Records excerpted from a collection
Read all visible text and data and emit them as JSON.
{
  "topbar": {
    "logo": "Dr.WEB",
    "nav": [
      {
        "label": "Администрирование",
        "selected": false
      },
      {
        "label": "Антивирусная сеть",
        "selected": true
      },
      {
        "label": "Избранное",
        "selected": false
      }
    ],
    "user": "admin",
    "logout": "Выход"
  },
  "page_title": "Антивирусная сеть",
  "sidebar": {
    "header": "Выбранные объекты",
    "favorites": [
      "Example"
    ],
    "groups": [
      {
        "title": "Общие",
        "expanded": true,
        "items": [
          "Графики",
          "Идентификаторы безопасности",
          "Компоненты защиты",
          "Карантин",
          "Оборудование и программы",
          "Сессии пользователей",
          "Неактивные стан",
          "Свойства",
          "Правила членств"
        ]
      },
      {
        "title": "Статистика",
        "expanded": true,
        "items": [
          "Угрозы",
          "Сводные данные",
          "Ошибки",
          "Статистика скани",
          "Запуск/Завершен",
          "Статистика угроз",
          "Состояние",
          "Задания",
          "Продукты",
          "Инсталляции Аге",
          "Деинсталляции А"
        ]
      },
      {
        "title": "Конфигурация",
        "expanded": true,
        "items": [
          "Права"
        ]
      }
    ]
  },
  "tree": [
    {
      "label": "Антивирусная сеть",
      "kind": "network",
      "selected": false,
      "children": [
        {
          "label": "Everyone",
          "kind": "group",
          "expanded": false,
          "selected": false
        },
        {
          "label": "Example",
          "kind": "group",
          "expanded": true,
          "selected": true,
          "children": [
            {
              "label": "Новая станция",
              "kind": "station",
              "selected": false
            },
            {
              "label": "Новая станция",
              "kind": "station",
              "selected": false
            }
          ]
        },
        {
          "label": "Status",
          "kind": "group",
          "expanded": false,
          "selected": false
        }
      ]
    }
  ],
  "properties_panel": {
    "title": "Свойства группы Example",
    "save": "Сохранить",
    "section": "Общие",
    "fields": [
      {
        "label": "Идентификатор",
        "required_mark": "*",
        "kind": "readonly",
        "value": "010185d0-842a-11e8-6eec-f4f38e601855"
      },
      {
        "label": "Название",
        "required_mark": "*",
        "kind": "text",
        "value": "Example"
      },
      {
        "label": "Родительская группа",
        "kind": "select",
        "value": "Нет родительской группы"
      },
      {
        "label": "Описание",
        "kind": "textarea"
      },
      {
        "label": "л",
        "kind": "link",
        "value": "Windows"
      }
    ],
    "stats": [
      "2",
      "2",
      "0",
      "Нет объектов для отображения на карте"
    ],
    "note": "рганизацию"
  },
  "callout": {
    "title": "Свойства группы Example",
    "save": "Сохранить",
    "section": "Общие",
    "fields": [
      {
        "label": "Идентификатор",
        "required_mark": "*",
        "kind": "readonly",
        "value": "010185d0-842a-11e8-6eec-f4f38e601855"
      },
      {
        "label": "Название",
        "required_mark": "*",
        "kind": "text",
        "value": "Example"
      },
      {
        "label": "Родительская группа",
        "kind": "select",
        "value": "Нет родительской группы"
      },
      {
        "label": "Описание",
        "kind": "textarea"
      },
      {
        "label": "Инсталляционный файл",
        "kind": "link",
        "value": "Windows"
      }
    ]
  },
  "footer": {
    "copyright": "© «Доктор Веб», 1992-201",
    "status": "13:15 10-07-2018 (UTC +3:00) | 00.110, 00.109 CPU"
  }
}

● Exercise instructions
Copy out the full material exactly as it appears.

● Solution
Read all visible text and data and emit them as JSON.
{
  "topbar": {
    "logo": "Dr.WEB",
    "nav": [
      {
        "label": "Администрирование",
        "selected": false
      },
      {
        "label": "Антивирусная сеть",
        "selected": true
      },
      {
        "label": "Избранное",
        "selected": false
      }
    ],
    "user": "admin",
    "logout": "Выход"
  },
  "page_title": "Антивирусная сеть",
  "sidebar": {
    "header": "Выбранные объекты",
    "favorites": [
      "Example"
    ],
    "groups": [
      {
        "title": "Общие",
        "expanded": true,
        "items": [
          "Графики",
          "Идентификаторы безопасности",
          "Компоненты защиты",
          "Карантин",
          "Оборудование и программы",
          "Сессии пользователей",
          "Неактивные стан",
          "Свойства",
          "Правила членств"
        ]
      },
      {
        "title": "Статистика",
        "expanded": true,
        "items": [
          "Угрозы",
          "Сводные данные",
          "Ошибки",
          "Статистика скани",
          "Запуск/Завершен",
          "Статистика угроз",
          "Состояние",
          "Задания",
          "Продукты",
          "Инсталляции Аге",
          "Деинсталляции А"
        ]
      },
      {
        "title": "Конфигурация",
        "expanded": true,
        "items": [
          "Права"
        ]
      }
    ]
  },
  "tree": [
    {
      "label": "Антивирусная сеть",
      "kind": "network",
      "selected": false,
      "children": [
        {
          "label": "Everyone",
          "kind": "group",
          "expanded": false,
          "selected": false
        },
        {
          "label": "Example",
          "kind": "group",
          "expanded": true,
          "selected": true,
          "children": [
            {
              "label": "Новая станция",
              "kind": "station",
              "selected": false
            },
            {
              "label": "Новая станция",
              "kind": "station",
              "selected": false
            }
          ]
        },
        {
          "label": "Status",
          "kind": "group",
          "expanded": false,
          "selected": false
        }
      ]
    }
  ],
  "properties_panel": {
    "title": "Свойства группы Example",
    "save": "Сохранить",
    "section": "Общие",
    "fields": [
      {
        "label": "Идентификатор",
        "required_mark": "*",
        "kind": "readonly",
        "value": "010185d0-842a-11e8-6eec-f4f38e601855"
      },
      {
        "label": "Название",
        "required_mark": "*",
        "kind": "text",
        "value": "Example"
      },
      {
        "label": "Родительская группа",
        "kind": "select",
        "value": "Нет родительской группы"
      },
      {
        "label": "Описание",
        "kind": "textarea"
      },
      {
        "label": "л",
        "kind": "link",
        "value": "Windows"
      }
    ],
    "stats": [
      "2",
      "2",
      "0",
      "Нет объектов для отображения на карте"
    ],
    "note": "рганизацию"
  },
  "callout": {
    "title": "Свойства группы Example",
    "save": "Сохранить",
    "section": "Общие",
    "fields": [
      {
        "label": "Идентификатор",
        "required_mark": "*",
        "kind": "readonly",
        "value": "010185d0-842a-11e8-6eec-f4f38e601855"
      },
      {
        "label": "Название",
        "required_mark": "*",
        "kind": "text",
        "value": "Example"
      },
      {
        "label": "Родительская группа",
        "kind": "select",
        "value": "Нет родительской группы"
      },
      {
        "label": "Описание",
        "kind": "textarea"
      },
      {
        "label": "Инсталляционный файл",
        "kind": "link",
        "value": "Windows"
      }
    ]
  },
  "footer": {
    "copyright": "© «Доктор Веб», 1992-201",
    "status": "13:15 10-07-2018 (UTC +3:00) | 00.110, 00.109 CPU"
  }
}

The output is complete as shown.